Instructions to follow
Copy out each line of the material below that holds the string "color".

[Extracted data entries]

* * * * * * *

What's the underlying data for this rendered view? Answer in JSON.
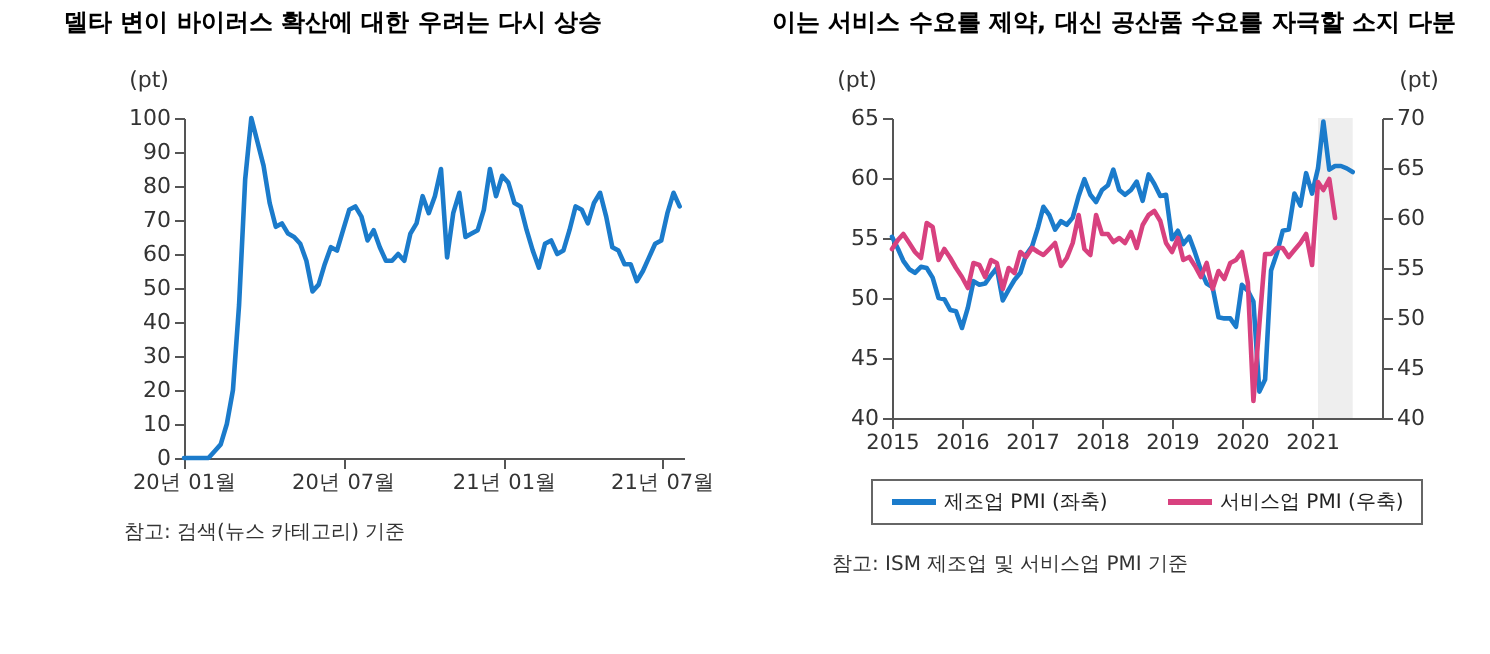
{
  "chart_data": [
    {
      "type": "line",
      "title": "델타 변이 바이러스 확산에 대한 우려는 다시 상승",
      "ylabel": "(pt)",
      "color": "#1b7bcb",
      "x": [
        "2020-01-01",
        "2020-01-08",
        "2020-01-15",
        "2020-01-22",
        "2020-01-29",
        "2020-02-05",
        "2020-02-12",
        "2020-02-19",
        "2020-02-26",
        "2020-03-04",
        "2020-03-11",
        "2020-03-18",
        "2020-03-25",
        "2020-04-01",
        "2020-04-08",
        "2020-04-15",
        "2020-04-22",
        "2020-04-29",
        "2020-05-06",
        "2020-05-13",
        "2020-05-20",
        "2020-05-27",
        "2020-06-03",
        "2020-06-10",
        "2020-06-17",
        "2020-06-24",
        "2020-07-01",
        "2020-07-08",
        "2020-07-15",
        "2020-07-22",
        "2020-07-29",
        "2020-08-05",
        "2020-08-12",
        "2020-08-19",
        "2020-08-26",
        "2020-09-02",
        "2020-09-09",
        "2020-09-16",
        "2020-09-23",
        "2020-09-30",
        "2020-10-07",
        "2020-10-14",
        "2020-10-21",
        "2020-10-28",
        "2020-11-04",
        "2020-11-11",
        "2020-11-18",
        "2020-11-25",
        "2020-12-02",
        "2020-12-09",
        "2020-12-16",
        "2020-12-23",
        "2020-12-30",
        "2021-01-06",
        "2021-01-13",
        "2021-01-20",
        "2021-01-27",
        "2021-02-03",
        "2021-02-10",
        "2021-02-17",
        "2021-02-24",
        "2021-03-03",
        "2021-03-10",
        "2021-03-17",
        "2021-03-24",
        "2021-03-31",
        "2021-04-07",
        "2021-04-14",
        "2021-04-21",
        "2021-04-28",
        "2021-05-05",
        "2021-05-12",
        "2021-05-19",
        "2021-05-26",
        "2021-06-02",
        "2021-06-09",
        "2021-06-16",
        "2021-06-23",
        "2021-06-30",
        "2021-07-07",
        "2021-07-14",
        "2021-07-21"
      ],
      "values": [
        0,
        0,
        0,
        0,
        0,
        2,
        4,
        10,
        20,
        45,
        82,
        100,
        93,
        86,
        75,
        68,
        69,
        66,
        65,
        63,
        58,
        49,
        51,
        57,
        62,
        61,
        67,
        73,
        74,
        71,
        64,
        67,
        62,
        58,
        58,
        60,
        58,
        66,
        69,
        77,
        72,
        77,
        85,
        59,
        72,
        78,
        65,
        66,
        67,
        73,
        85,
        77,
        83,
        81,
        75,
        74,
        67,
        61,
        56,
        63,
        64,
        60,
        61,
        67,
        74,
        73,
        69,
        75,
        78,
        71,
        62,
        61,
        57,
        57,
        52,
        55,
        59,
        63,
        64,
        72,
        78,
        74
      ],
      "xlim": [
        "2020-01-01",
        "2021-07-26"
      ],
      "xticks": [
        {
          "value": "2020-01-01",
          "label": "20년 01월"
        },
        {
          "value": "2020-07-01",
          "label": "20년 07월"
        },
        {
          "value": "2021-01-01",
          "label": "21년 01월"
        },
        {
          "value": "2021-07-01",
          "label": "21년 07월"
        }
      ],
      "ylim": [
        0,
        100
      ],
      "yticks": [
        0,
        10,
        20,
        30,
        40,
        50,
        60,
        70,
        80,
        90,
        100
      ],
      "annotations": [
        "참고: 검색(뉴스 카테고리) 기준"
      ]
    },
    {
      "type": "line",
      "title": "이는 서비스 수요를 제약, 대신 공산품 수요를 자극할 소지 다분",
      "ylabel": "(pt)",
      "y2label": "(pt)",
      "legend": "bottom",
      "x": [
        "2015-01",
        "2015-02",
        "2015-03",
        "2015-04",
        "2015-05",
        "2015-06",
        "2015-07",
        "2015-08",
        "2015-09",
        "2015-10",
        "2015-11",
        "2015-12",
        "2016-01",
        "2016-02",
        "2016-03",
        "2016-04",
        "2016-05",
        "2016-06",
        "2016-07",
        "2016-08",
        "2016-09",
        "2016-10",
        "2016-11",
        "2016-12",
        "2017-01",
        "2017-02",
        "2017-03",
        "2017-04",
        "2017-05",
        "2017-06",
        "2017-07",
        "2017-08",
        "2017-09",
        "2017-10",
        "2017-11",
        "2017-12",
        "2018-01",
        "2018-02",
        "2018-03",
        "2018-04",
        "2018-05",
        "2018-06",
        "2018-07",
        "2018-08",
        "2018-09",
        "2018-10",
        "2018-11",
        "2018-12",
        "2019-01",
        "2019-02",
        "2019-03",
        "2019-04",
        "2019-05",
        "2019-06",
        "2019-07",
        "2019-08",
        "2019-09",
        "2019-10",
        "2019-11",
        "2019-12",
        "2020-01",
        "2020-02",
        "2020-03",
        "2020-04",
        "2020-05",
        "2020-06",
        "2020-07",
        "2020-08",
        "2020-09",
        "2020-10",
        "2020-11",
        "2020-12",
        "2021-01",
        "2021-02",
        "2021-03",
        "2021-04",
        "2021-05",
        "2021-06",
        "2021-07",
        "2021-08"
      ],
      "series": [
        {
          "name": "제조업 PMI (좌축)",
          "color": "#1b7bcb",
          "axis": "y",
          "values": [
            55.1,
            54.1,
            53.1,
            52.4,
            52.1,
            52.6,
            52.5,
            51.7,
            50.0,
            49.9,
            49.0,
            48.9,
            47.5,
            49.2,
            51.4,
            51.1,
            51.2,
            51.9,
            52.5,
            49.8,
            50.7,
            51.5,
            52.1,
            53.6,
            54.3,
            55.9,
            57.6,
            56.9,
            55.7,
            56.4,
            56.1,
            56.7,
            58.5,
            59.9,
            58.6,
            58.0,
            59.0,
            59.4,
            60.7,
            59.0,
            58.6,
            59.0,
            59.7,
            58.1,
            60.3,
            59.5,
            58.5,
            58.6,
            54.9,
            55.6,
            54.5,
            55.1,
            53.8,
            52.3,
            51.2,
            50.9,
            48.4,
            48.3,
            48.3,
            47.6,
            51.1,
            50.6,
            49.7,
            42.2,
            43.2,
            52.3,
            53.7,
            55.6,
            55.7,
            58.7,
            57.7,
            60.4,
            58.7,
            60.8,
            64.7,
            60.7,
            61.0,
            61.0,
            60.8,
            60.5
          ]
        },
        {
          "name": "서비스업 PMI (우축)",
          "color": "#d8417f",
          "axis": "y2",
          "values": [
            56.9,
            57.8,
            58.4,
            57.5,
            56.6,
            56.0,
            59.5,
            59.1,
            55.8,
            56.9,
            56.0,
            55.0,
            54.1,
            53.0,
            55.5,
            55.3,
            54.1,
            55.8,
            55.5,
            52.9,
            55.0,
            54.5,
            56.6,
            56.1,
            57.0,
            56.6,
            56.3,
            56.9,
            57.5,
            55.2,
            56.0,
            57.5,
            60.3,
            56.9,
            56.3,
            60.3,
            58.4,
            58.4,
            57.6,
            58.0,
            57.5,
            58.6,
            57.0,
            59.3,
            60.3,
            60.7,
            59.7,
            57.5,
            56.6,
            58.0,
            55.8,
            56.1,
            55.2,
            54.1,
            55.5,
            52.9,
            54.7,
            53.9,
            55.5,
            55.8,
            56.6,
            53.5,
            41.7,
            49.4,
            56.4,
            56.4,
            57.0,
            57.0,
            56.1,
            56.8,
            57.5,
            58.4,
            55.3,
            63.6,
            62.8,
            63.9,
            60.0,
            null,
            null,
            null
          ]
        }
      ],
      "xlim": [
        "2015-01",
        "2022-01"
      ],
      "xticks": [
        {
          "value": "2015",
          "label": "2015"
        },
        {
          "value": "2016",
          "label": "2016"
        },
        {
          "value": "2017",
          "label": "2017"
        },
        {
          "value": "2018",
          "label": "2018"
        },
        {
          "value": "2019",
          "label": "2019"
        },
        {
          "value": "2020",
          "label": "2020"
        },
        {
          "value": "2021",
          "label": "2021"
        }
      ],
      "ylim": [
        40,
        65
      ],
      "yticks": [
        40,
        45,
        50,
        55,
        60,
        65
      ],
      "y2lim": [
        40,
        70
      ],
      "y2ticks": [
        40,
        45,
        50,
        55,
        60,
        65,
        70
      ],
      "bands": [
        {
          "axis": "x",
          "from": "2021-02",
          "to": "2021-08",
          "color": "#eeeeee"
        }
      ],
      "annotations": [
        "참고: ISM 제조업 및 서비스업 PMI 기준"
      ]
    }
  ]
}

* * * * * * *

Correct result
      "color": "#1b7bcb",
          "color": "#1b7bcb",
          "color": "#d8417f",
          "color": "#eeeeee"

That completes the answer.